Data section:
-=-=-
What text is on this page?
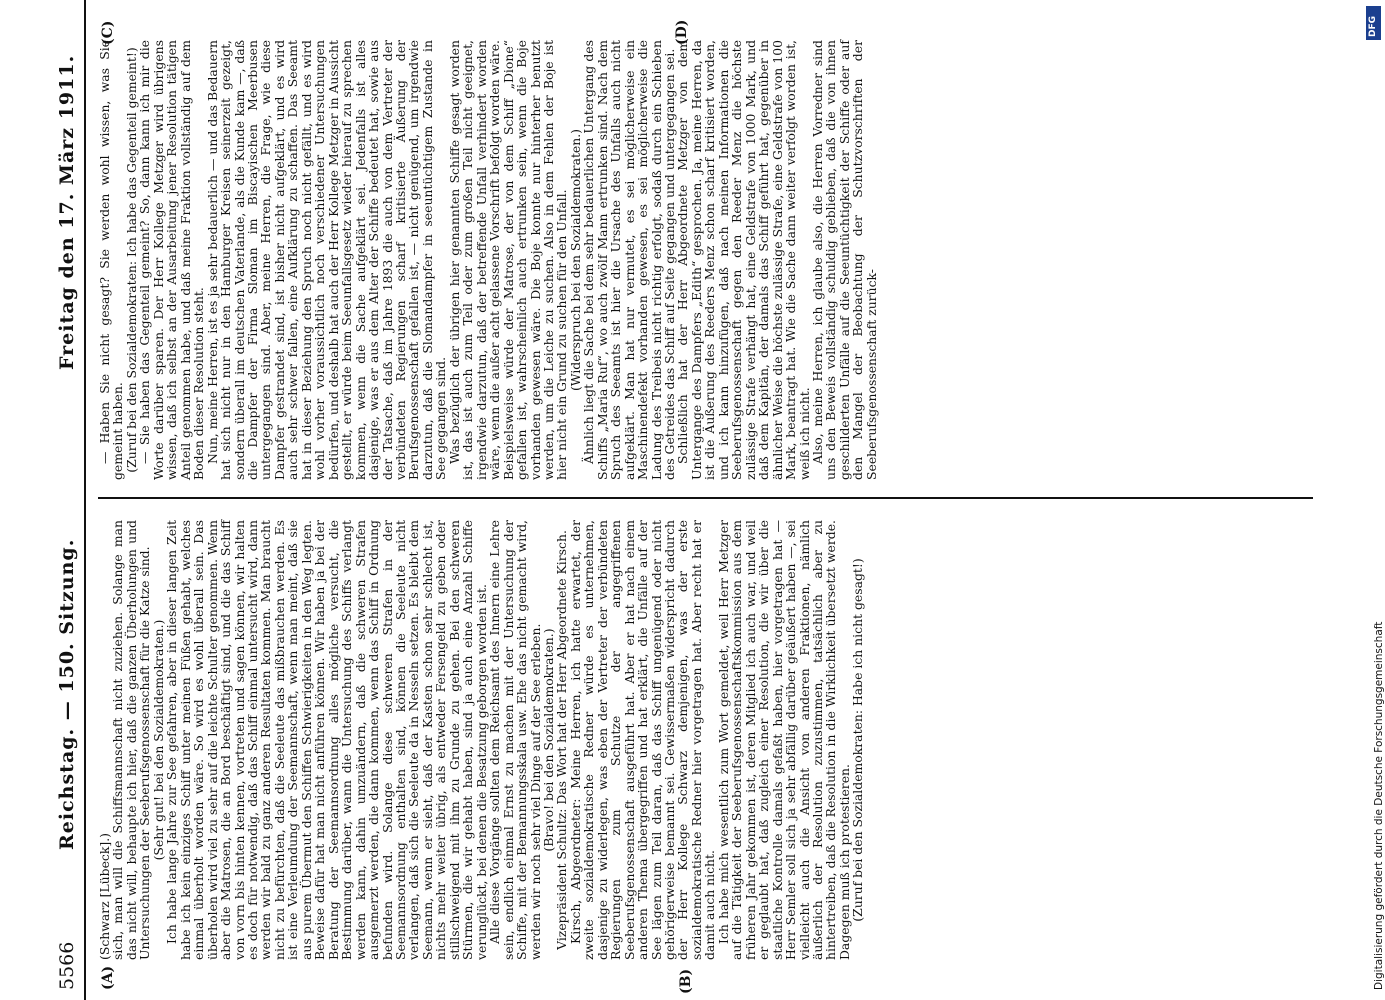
5566
Reichstag. — 150. Sitzung.
Freitag den 17. März 1911.
(A)	(B)
(C)	(D)

(Schwarz [Lübeck].)

sich, man will die Schiffsmannschaft nicht zuziehen. Solange man das nicht will, behaupte ich hier, daß die ganzen Überholungen und Untersuchungen der Seeberufsgenossenschaft für die Katze sind.

(Sehr gut! bei den Sozialdemokraten.)

Ich habe lange Jahre zur See gefahren, aber in dieser langen Zeit habe ich kein einziges Schiff unter meinen Füßen gehabt, welches einmal überholt worden wäre. So wird es wohl überall sein. Das überholen wird viel zu sehr auf die leichte Schulter genommen. Wenn aber die Matrosen, die an Bord beschäftigt sind, und die das Schiff von vorn bis hinten kennen, vortreten und sagen können, wir halten es doch für notwendig, daß das Schiff einmal untersucht wird, dann werden wir bald zu ganz anderen Resultaten kommen. Man braucht nicht zu befürchten, daß die Seeleute das mißbrauchen werden. Es ist eine Verleumdung der Seemannschaft, wenn man meint, daß sie aus purem Übermut den Schiffen Schwierigkeiten in den Weg legten. Beweise dafür hat man nicht anführen können. Wir haben ja bei der Beratung der Seemannsordnung alles mögliche versucht, die Bestimmung darüber, wann die Untersuchung des Schiffs verlangt werden kann, dahin umzuändern, daß die schweren Strafen ausgemerzt werden, die dann kommen, wenn das Schiff in Ordnung befunden wird. Solange diese schweren Strafen in der Seemannsordnung enthalten sind, können die Seeleute nicht verlangen, daß sich die Seeleute da in Nesseln setzen. Es bleibt dem Seemann, wenn er sieht, daß der Kasten schon sehr schlecht ist, nichts mehr weiter übrig, als entweder Fersengeld zu geben oder stillschweigend mit ihm zu Grunde zu gehen. Bei den schweren Stürmen, die wir gehabt haben, sind ja auch eine Anzahl Schiffe verunglückt, bei denen die Besatzung geborgen worden ist.

Alle diese Vorgänge sollten dem Reichsamt des Innern eine Lehre sein, endlich einmal Ernst zu machen mit der Untersuchung der Schiffe, mit der Bemannungsskala usw. Ehe das nicht gemacht wird, werden wir noch sehr viel Dinge auf der See erleben.

(Bravo! bei den Sozialdemokraten.)

Vizepräsident Schultz: Das Wort hat der Herr Abgeordnete Kirsch.

Kirsch, Abgeordneter: Meine Herren, ich hatte erwartet, der zweite sozialdemokratische Redner würde es unternehmen, dasjenige zu widerlegen, was eben der Vertreter der verbündeten Regierungen zum Schutze der angegriffenen Seeberufsgenossenschaft ausgeführt hat. Aber er hat nach einem anderen Thema übergegriffen und hat erklärt, die Unfälle auf der See lägen zum Teil daran, daß das Schiff ungenügend oder nicht gehörigerweise bemannt sei. Gewissermaßen widerspricht dadurch der Herr Kollege Schwarz demjenigen, was der erste sozialdemokratische Redner hier vorgetragen hat. Aber recht hat er damit auch nicht.

Ich habe mich wesentlich zum Wort gemeldet, weil Herr Metzger auf die Tätigkeit der Seeberufsgenossenschaftskommission aus dem früheren Jahr gekommen ist, deren Mitglied ich auch war, und weil er geglaubt hat, daß zugleich einer Resolution, die wir über die staatliche Kontrolle damals gefaßt haben, hier vorgetragen hat — Herr Semler soll sich ja sehr abfällig darüber geäußert haben —, sei vielleicht auch die Ansicht von anderen Fraktionen, nämlich äußerlich der Resolution zuzustimmen, tatsächlich aber zu hintertreiben, daß die Resolution in die Wirklichkeit übersetzt werde. Dagegen muß ich protestieren.

(Zuruf bei den Sozialdemokraten: Habe ich nicht gesagt!)

— Haben Sie nicht gesagt? Sie werden wohl wissen, was Sie gemeint haben.

(Zuruf bei den Sozialdemokraten: Ich habe das Gegenteil gemeint!)

— Sie haben das Gegenteil gemeint? So, dann kann ich mir die Worte darüber sparen. Der Herr Kollege Metzger wird übrigens wissen, daß ich selbst an der Ausarbeitung jener Resolution tätigen Anteil genommen habe, und daß meine Fraktion vollständig auf dem Boden dieser Resolution steht.

Nun, meine Herren, ist es ja sehr bedauerlich — und das Bedauern hat sich nicht nur in den Hamburger Kreisen seinerzeit gezeigt, sondern überall im deutschen Vaterlande, als die Kunde kam —, daß die Dampfer der Firma Sloman im Biscayischen Meerbusen untergegangen sind. Aber, meine Herren, die Frage, wie diese Dampfer gestrandet sind, ist bisher nicht aufgeklärt, und es wird auch sehr schwer fallen, eine Aufklärung zu schaffen. Das Seeamt hat in dieser Beziehung den Spruch noch nicht gefällt, und es wird wohl vorher voraussichtlich noch verschiedener Untersuchungen bedürfen, und deshalb hat auch der Herr Kollege Metzger in Aussicht gestellt, er würde beim Seeunfallsgesetz wieder hierauf zu sprechen kommen, wenn die Sache aufgeklärt sei. Jedenfalls ist alles dasjenige, was er aus dem Alter der Schiffe bedeutet hat, sowie aus der Tatsache, daß im Jahre 1893 die auch von dem Vertreter der verbündeten Regierungen scharf kritisierte Äußerung der Berufsgenossenschaft gefallen ist, — nicht genügend, um irgendwie darzutun, daß die Slomandampfer in seeuntüchtigem Zustande in See gegangen sind.

Was bezüglich der übrigen hier genannten Schiffe gesagt worden ist, das ist auch zum Teil oder zum großen Teil nicht geeignet, irgendwie darzutun, daß der betreffende Unfall verhindert worden wäre, wenn die außer acht gelassene Vorschrift befolgt worden wäre. Beispielsweise würde der Matrose, der von dem Schiff „Dione“ gefallen ist, wahrscheinlich auch ertrunken sein, wenn die Boje vorhanden gewesen wäre. Die Boje konnte nur hinterher benutzt werden, um die Leiche zu suchen. Also in dem Fehlen der Boje ist hier nicht ein Grund zu suchen für den Unfall.

(Widerspruch bei den Sozialdemokraten.)

Ähnlich liegt die Sache bei dem sehr bedauerlichen Untergang des Schiffs „Maria Ruf“, wo auch zwölf Mann ertrunken sind. Nach dem Spruch des Seeamts ist hier die Ursache des Unfalls auch nicht aufgeklärt. Man hat nur vermutet, es sei möglicherweise ein Maschinendefekt vorhanden gewesen, es sei möglicherweise die Ladung des Treibeis nicht richtig erfolgt, sodaß durch ein Schieben des Getreides das Schiff auf Seite gegangen und untergegangen sei.

Schließlich hat der Herr Abgeordnete Metzger von dem Untergange des Dampfers „Edith“ gesprochen. Ja, meine Herren, da ist die Äußerung des Reeders Menz schon scharf kritisiert worden, und ich kann hinzufügen, daß nach meinen Informationen die Seeberufsgenossenschaft gegen den Reeder Menz die höchste zulässige Strafe verhängt hat, eine Geldstrafe von 1000 Mark, und daß dem Kapitän, der damals das Schiff geführt hat, gegenüber in ähnlicher Weise die höchste zulässige Strafe, eine Geldstrafe von 100 Mark, beantragt hat. Wie die Sache dann weiter verfolgt worden ist, weiß ich nicht.

Also, meine Herren, ich glaube also, die Herren Vorredner sind uns den Beweis vollständig schuldig geblieben, daß die von ihnen geschilderten Unfälle auf die Seeuntüchtigkeit der Schiffe oder auf den Mangel der Beobachtung der Schutzvorschriften der Seeberufsgenossenschaft zurück-

DFG
Digitalisierung gefördert durch die Deutsche Forschungsgemeinschaft
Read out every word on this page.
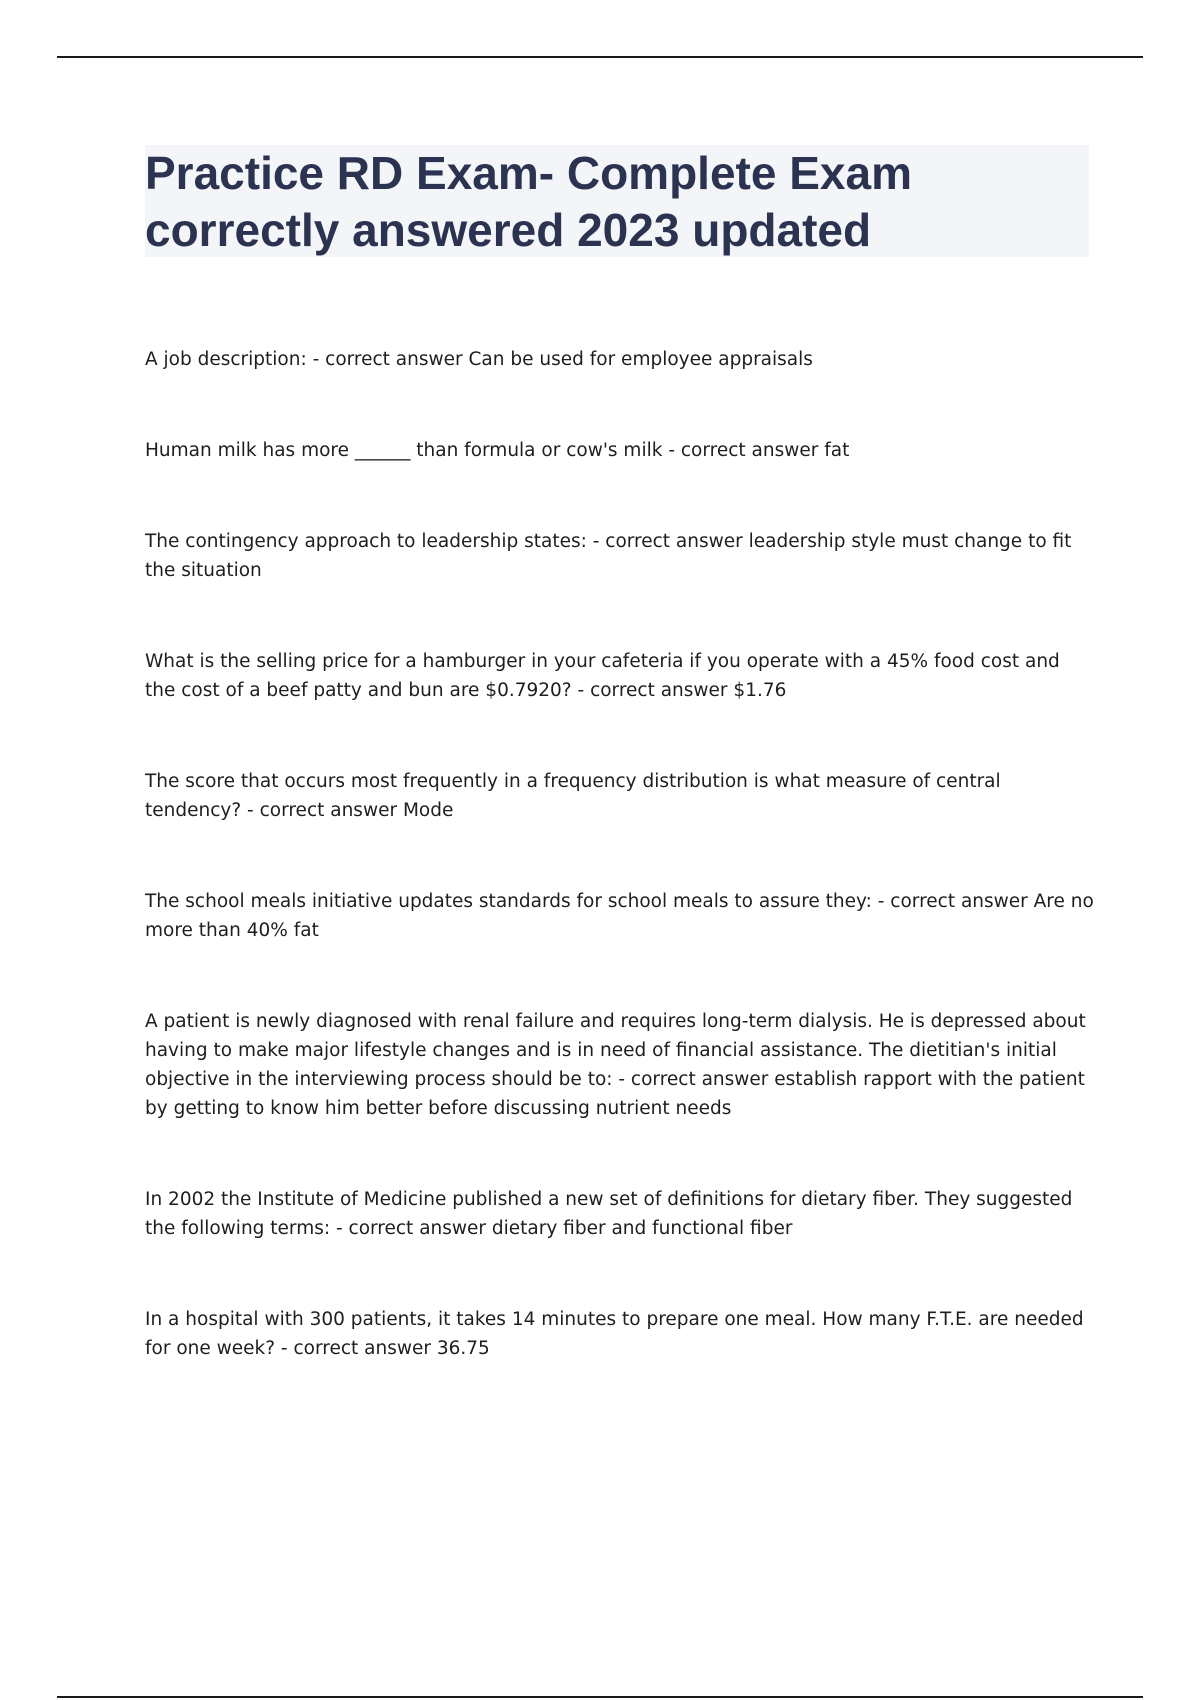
Practice RD Exam- Complete Exam correctly answered 2023 updated

A job description: - correct answer Can be used for employee appraisals

Human milk has more ______ than formula or cow's milk - correct answer fat

The contingency approach to leadership states: - correct answer leadership style must change to fit the situation

What is the selling price for a hamburger in your cafeteria if you operate with a 45% food cost and the cost of a beef patty and bun are $0.7920? - correct answer $1.76

The score that occurs most frequently in a frequency distribution is what measure of central tendency? - correct answer Mode

The school meals initiative updates standards for school meals to assure they: - correct answer Are no more than 40% fat

A patient is newly diagnosed with renal failure and requires long-term dialysis. He is depressed about having to make major lifestyle changes and is in need of financial assistance. The dietitian's initial objective in the interviewing process should be to: - correct answer establish rapport with the patient by getting to know him better before discussing nutrient needs

In 2002 the Institute of Medicine published a new set of definitions for dietary fiber. They suggested the following terms: - correct answer dietary fiber and functional fiber

In a hospital with 300 patients, it takes 14 minutes to prepare one meal. How many F.T.E. are needed for one week? - correct answer 36.75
-=-=-
Goal of the exercise: The lines in the records above that include the word "Zuruf" must be copied out.

Result:
(Zuruf bei den Sozialdemokraten: Habe ich nicht gesagt!)
(Zuruf bei den Sozialdemokraten: Ich habe das Gegenteil gemeint!)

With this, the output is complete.